* [GOAL]
Type the records out again in full, exactly.

* [Items from a figure collection]
- - -
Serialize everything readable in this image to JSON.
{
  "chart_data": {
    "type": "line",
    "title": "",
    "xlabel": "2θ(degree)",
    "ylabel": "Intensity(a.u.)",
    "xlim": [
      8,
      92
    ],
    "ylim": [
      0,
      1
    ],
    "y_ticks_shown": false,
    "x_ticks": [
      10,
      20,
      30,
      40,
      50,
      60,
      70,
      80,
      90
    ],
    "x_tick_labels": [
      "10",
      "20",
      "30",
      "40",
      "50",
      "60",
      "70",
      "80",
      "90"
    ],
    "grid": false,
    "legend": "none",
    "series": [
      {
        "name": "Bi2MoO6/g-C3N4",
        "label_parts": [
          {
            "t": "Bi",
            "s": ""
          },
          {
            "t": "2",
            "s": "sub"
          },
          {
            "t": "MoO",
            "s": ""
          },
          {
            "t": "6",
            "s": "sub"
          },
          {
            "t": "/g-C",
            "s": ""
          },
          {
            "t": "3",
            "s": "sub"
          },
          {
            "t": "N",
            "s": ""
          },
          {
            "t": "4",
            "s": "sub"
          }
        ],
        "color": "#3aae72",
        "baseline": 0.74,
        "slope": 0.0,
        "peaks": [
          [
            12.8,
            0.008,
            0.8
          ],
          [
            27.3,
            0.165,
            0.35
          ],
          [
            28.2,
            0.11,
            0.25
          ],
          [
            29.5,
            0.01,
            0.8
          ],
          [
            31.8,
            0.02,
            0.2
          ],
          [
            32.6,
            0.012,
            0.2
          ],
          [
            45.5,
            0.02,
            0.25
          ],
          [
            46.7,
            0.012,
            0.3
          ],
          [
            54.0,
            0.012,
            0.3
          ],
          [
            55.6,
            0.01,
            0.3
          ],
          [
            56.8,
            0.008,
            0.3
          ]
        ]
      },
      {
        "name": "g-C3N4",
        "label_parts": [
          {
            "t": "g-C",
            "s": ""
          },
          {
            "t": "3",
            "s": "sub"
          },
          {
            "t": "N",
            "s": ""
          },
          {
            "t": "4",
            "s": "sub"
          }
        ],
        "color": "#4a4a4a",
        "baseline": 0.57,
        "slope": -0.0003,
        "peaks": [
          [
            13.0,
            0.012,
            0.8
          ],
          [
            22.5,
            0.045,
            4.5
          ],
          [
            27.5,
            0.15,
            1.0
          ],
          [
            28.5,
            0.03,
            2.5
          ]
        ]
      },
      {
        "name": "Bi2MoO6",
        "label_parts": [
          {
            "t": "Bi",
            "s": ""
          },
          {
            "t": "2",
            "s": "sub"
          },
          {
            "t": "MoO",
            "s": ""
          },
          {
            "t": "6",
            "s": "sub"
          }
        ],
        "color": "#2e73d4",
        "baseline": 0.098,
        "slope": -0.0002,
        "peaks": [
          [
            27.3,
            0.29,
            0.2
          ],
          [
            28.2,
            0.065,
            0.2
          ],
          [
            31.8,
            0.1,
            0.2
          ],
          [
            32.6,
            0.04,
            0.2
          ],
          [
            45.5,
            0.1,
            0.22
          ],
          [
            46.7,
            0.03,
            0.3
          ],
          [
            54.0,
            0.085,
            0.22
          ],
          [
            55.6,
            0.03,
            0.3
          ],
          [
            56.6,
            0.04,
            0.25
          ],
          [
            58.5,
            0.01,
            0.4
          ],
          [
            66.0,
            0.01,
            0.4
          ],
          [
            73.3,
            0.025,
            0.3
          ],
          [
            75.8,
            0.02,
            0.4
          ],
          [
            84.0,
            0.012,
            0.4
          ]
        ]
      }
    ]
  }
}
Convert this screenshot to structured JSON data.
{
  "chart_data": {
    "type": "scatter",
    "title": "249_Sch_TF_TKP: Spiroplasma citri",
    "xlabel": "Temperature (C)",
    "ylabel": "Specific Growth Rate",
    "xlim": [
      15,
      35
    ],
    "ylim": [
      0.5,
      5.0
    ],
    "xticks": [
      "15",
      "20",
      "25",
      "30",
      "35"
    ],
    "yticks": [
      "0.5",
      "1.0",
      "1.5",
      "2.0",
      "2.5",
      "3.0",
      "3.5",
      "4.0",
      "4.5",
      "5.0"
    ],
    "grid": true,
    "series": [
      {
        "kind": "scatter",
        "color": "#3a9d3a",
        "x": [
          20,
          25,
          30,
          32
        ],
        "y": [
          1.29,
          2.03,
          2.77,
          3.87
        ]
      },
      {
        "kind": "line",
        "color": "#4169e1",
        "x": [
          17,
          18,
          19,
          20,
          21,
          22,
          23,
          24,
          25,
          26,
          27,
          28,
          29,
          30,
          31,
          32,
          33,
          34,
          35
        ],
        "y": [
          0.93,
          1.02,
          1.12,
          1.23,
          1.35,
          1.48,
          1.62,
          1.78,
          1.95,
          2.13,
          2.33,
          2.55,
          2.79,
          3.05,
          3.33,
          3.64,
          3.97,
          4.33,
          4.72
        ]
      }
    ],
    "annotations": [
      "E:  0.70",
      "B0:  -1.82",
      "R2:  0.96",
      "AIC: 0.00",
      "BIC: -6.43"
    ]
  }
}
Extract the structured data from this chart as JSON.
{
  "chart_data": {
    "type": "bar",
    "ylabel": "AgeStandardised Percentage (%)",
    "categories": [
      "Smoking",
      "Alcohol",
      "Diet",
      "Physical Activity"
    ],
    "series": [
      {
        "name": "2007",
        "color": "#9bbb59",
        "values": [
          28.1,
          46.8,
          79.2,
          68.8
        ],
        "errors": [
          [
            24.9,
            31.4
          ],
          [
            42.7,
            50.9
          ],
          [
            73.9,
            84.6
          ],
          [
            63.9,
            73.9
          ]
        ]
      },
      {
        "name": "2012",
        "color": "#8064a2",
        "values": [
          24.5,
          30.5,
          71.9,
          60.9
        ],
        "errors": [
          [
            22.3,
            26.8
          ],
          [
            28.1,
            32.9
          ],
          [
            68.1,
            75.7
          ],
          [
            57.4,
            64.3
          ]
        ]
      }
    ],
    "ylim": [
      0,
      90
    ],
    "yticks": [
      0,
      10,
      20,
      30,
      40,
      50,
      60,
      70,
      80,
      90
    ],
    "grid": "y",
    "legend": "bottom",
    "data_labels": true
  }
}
- - -
* [FINISHED TASK]
Serialize everything readable in this image to JSON.
{
  "chart_data": {
    "type": "line",
    "title": "",
    "xlabel": "2θ(degree)",
    "ylabel": "Intensity(a.u.)",
    "xlim": [
      8,
      92
    ],
    "ylim": [
      0,
      1
    ],
    "y_ticks_shown": false,
    "x_ticks": [
      10,
      20,
      30,
      40,
      50,
      60,
      70,
      80,
      90
    ],
    "x_tick_labels": [
      "10",
      "20",
      "30",
      "40",
      "50",
      "60",
      "70",
      "80",
      "90"
    ],
    "grid": false,
    "legend": "none",
    "series": [
      {
        "name": "Bi2MoO6/g-C3N4",
        "label_parts": [
          {
            "t": "Bi",
            "s": ""
          },
          {
            "t": "2",
            "s": "sub"
          },
          {
            "t": "MoO",
            "s": ""
          },
          {
            "t": "6",
            "s": "sub"
          },
          {
            "t": "/g-C",
            "s": ""
          },
          {
            "t": "3",
            "s": "sub"
          },
          {
            "t": "N",
            "s": ""
          },
          {
            "t": "4",
            "s": "sub"
          }
        ],
        "color": "#3aae72",
        "baseline": 0.74,
        "slope": 0.0,
        "peaks": [
          [
            12.8,
            0.008,
            0.8
          ],
          [
            27.3,
            0.165,
            0.35
          ],
          [
            28.2,
            0.11,
            0.25
          ],
          [
            29.5,
            0.01,
            0.8
          ],
          [
            31.8,
            0.02,
            0.2
          ],
          [
            32.6,
            0.012,
            0.2
          ],
          [
            45.5,
            0.02,
            0.25
          ],
          [
            46.7,
            0.012,
            0.3
          ],
          [
            54.0,
            0.012,
            0.3
          ],
          [
            55.6,
            0.01,
            0.3
          ],
          [
            56.8,
            0.008,
            0.3
          ]
        ]
      },
      {
        "name": "g-C3N4",
        "label_parts": [
          {
            "t": "g-C",
            "s": ""
          },
          {
            "t": "3",
            "s": "sub"
          },
          {
            "t": "N",
            "s": ""
          },
          {
            "t": "4",
            "s": "sub"
          }
        ],
        "color": "#4a4a4a",
        "baseline": 0.57,
        "slope": -0.0003,
        "peaks": [
          [
            13.0,
            0.012,
            0.8
          ],
          [
            22.5,
            0.045,
            4.5
          ],
          [
            27.5,
            0.15,
            1.0
          ],
          [
            28.5,
            0.03,
            2.5
          ]
        ]
      },
      {
        "name": "Bi2MoO6",
        "label_parts": [
          {
            "t": "Bi",
            "s": ""
          },
          {
            "t": "2",
            "s": "sub"
          },
          {
            "t": "MoO",
            "s": ""
          },
          {
            "t": "6",
            "s": "sub"
          }
        ],
        "color": "#2e73d4",
        "baseline": 0.098,
        "slope": -0.0002,
        "peaks": [
          [
            27.3,
            0.29,
            0.2
          ],
          [
            28.2,
            0.065,
            0.2
          ],
          [
            31.8,
            0.1,
            0.2
          ],
          [
            32.6,
            0.04,
            0.2
          ],
          [
            45.5,
            0.1,
            0.22
          ],
          [
            46.7,
            0.03,
            0.3
          ],
          [
            54.0,
            0.085,
            0.22
          ],
          [
            55.6,
            0.03,
            0.3
          ],
          [
            56.6,
            0.04,
            0.25
          ],
          [
            58.5,
            0.01,
            0.4
          ],
          [
            66.0,
            0.01,
            0.4
          ],
          [
            73.3,
            0.025,
            0.3
          ],
          [
            75.8,
            0.02,
            0.4
          ],
          [
            84.0,
            0.012,
            0.4
          ]
        ]
      }
    ]
  }
}
Convert this screenshot to structured JSON data.
{
  "chart_data": {
    "type": "scatter",
    "title": "249_Sch_TF_TKP: Spiroplasma citri",
    "xlabel": "Temperature (C)",
    "ylabel": "Specific Growth Rate",
    "xlim": [
      15,
      35
    ],
    "ylim": [
      0.5,
      5.0
    ],
    "xticks": [
      "15",
      "20",
      "25",
      "30",
      "35"
    ],
    "yticks": [
      "0.5",
      "1.0",
      "1.5",
      "2.0",
      "2.5",
      "3.0",
      "3.5",
      "4.0",
      "4.5",
      "5.0"
    ],
    "grid": true,
    "series": [
      {
        "kind": "scatter",
        "color": "#3a9d3a",
        "x": [
          20,
          25,
          30,
          32
        ],
        "y": [
          1.29,
          2.03,
          2.77,
          3.87
        ]
      },
      {
        "kind": "line",
        "color": "#4169e1",
        "x": [
          17,
          18,
          19,
          20,
          21,
          22,
          23,
          24,
          25,
          26,
          27,
          28,
          29,
          30,
          31,
          32,
          33,
          34,
          35
        ],
        "y": [
          0.93,
          1.02,
          1.12,
          1.23,
          1.35,
          1.48,
          1.62,
          1.78,
          1.95,
          2.13,
          2.33,
          2.55,
          2.79,
          3.05,
          3.33,
          3.64,
          3.97,
          4.33,
          4.72
        ]
      }
    ],
    "annotations": [
      "E:  0.70",
      "B0:  -1.82",
      "R2:  0.96",
      "AIC: 0.00",
      "BIC: -6.43"
    ]
  }
}
Extract the structured data from this chart as JSON.
{
  "chart_data": {
    "type": "bar",
    "ylabel": "AgeStandardised Percentage (%)",
    "categories": [
      "Smoking",
      "Alcohol",
      "Diet",
      "Physical Activity"
    ],
    "series": [
      {
        "name": "2007",
        "color": "#9bbb59",
        "values": [
          28.1,
          46.8,
          79.2,
          68.8
        ],
        "errors": [
          [
            24.9,
            31.4
          ],
          [
            42.7,
            50.9
          ],
          [
            73.9,
            84.6
          ],
          [
            63.9,
            73.9
          ]
        ]
      },
      {
        "name": "2012",
        "color": "#8064a2",
        "values": [
          24.5,
          30.5,
          71.9,
          60.9
        ],
        "errors": [
          [
            22.3,
            26.8
          ],
          [
            28.1,
            32.9
          ],
          [
            68.1,
            75.7
          ],
          [
            57.4,
            64.3
          ]
        ]
      }
    ],
    "ylim": [
      0,
      90
    ],
    "yticks": [
      0,
      10,
      20,
      30,
      40,
      50,
      60,
      70,
      80,
      90
    ],
    "grid": "y",
    "legend": "bottom",
    "data_labels": true
  }
}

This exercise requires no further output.